TEXT PROVIDED:

Converting TensorFlow tutorial to work with my own data

Question

This is a follow on from my last question Converting from Pandas dataframe to TensorFlow tensor object

I'm now on the next step and need some more help. I'm trying to replace this line of code

batch = mnist.train.next_batch(100)

with a replacement for my own data. I've found this answer on StackOverflow: Where does next_batch in the TensorFlow tutorial batch_xs, batch_ys = mnist.train.next_batch(100) come from? But I don't understand:

1) Why the .next_batch() doesn't work on my tensor. Am I creating it incorrectly

2) How to implement the pseudocode that was given in the answer to the question on .next_batch()

I currently have two tensor objects, one with the parameters I wish to use to train the model (dataVar_tensor) and one with the correct result (depth_tensor). I obviously need to keep their relationship to keep the correct response with the correct parameters.

Please can you take some time to help me understand what's going on and to replace this line of code?

SUPPLIED MATERIAL:
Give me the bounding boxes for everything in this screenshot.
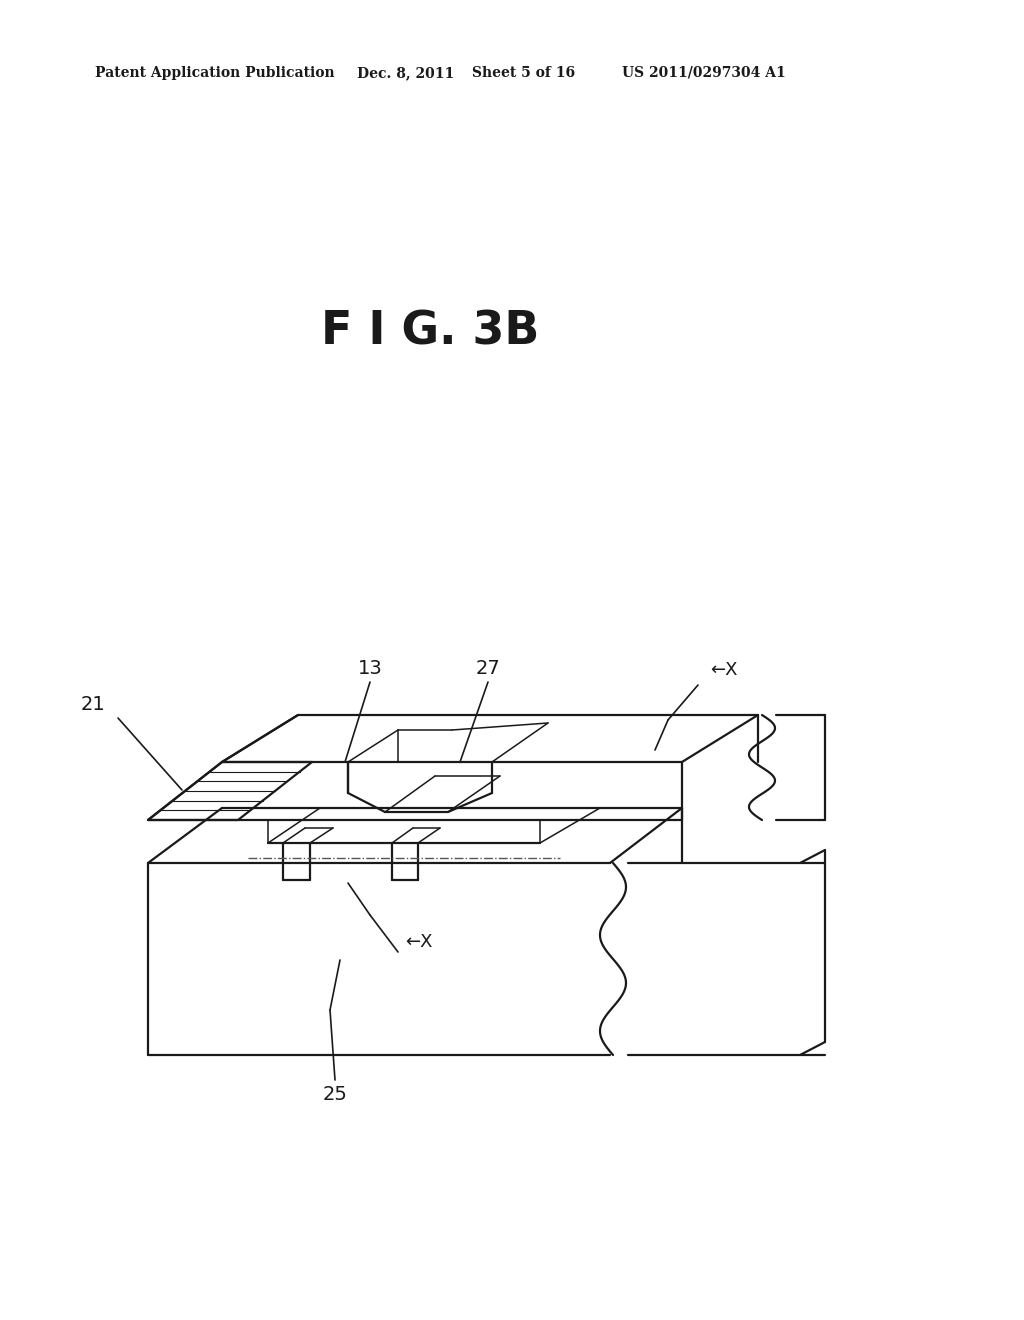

WRITTEN INSTRUCTION 1: Name every software library or website that the TensorFlow question mentions by name.
WRITTEN INSTRUCTION 2: Reproduce everything in the TensorFlow question from "1) Why the .next_batch()" down to "the correct parameters.".

WRITTEN REPLY 1: Pandas, TensorFlow, StackOverflow

WRITTEN REPLY 2:
1) Why the .next_batch() doesn't work on my tensor. Am I creating it incorrectly

2) How to implement the pseudocode that was given in the answer to the question on .next_batch()

I currently have two tensor objects, one with the parameters I wish to use to train the model (dataVar_tensor) and one with the correct result (depth_tensor). I obviously need to keep their relationship to keep the correct response with the correct parameters.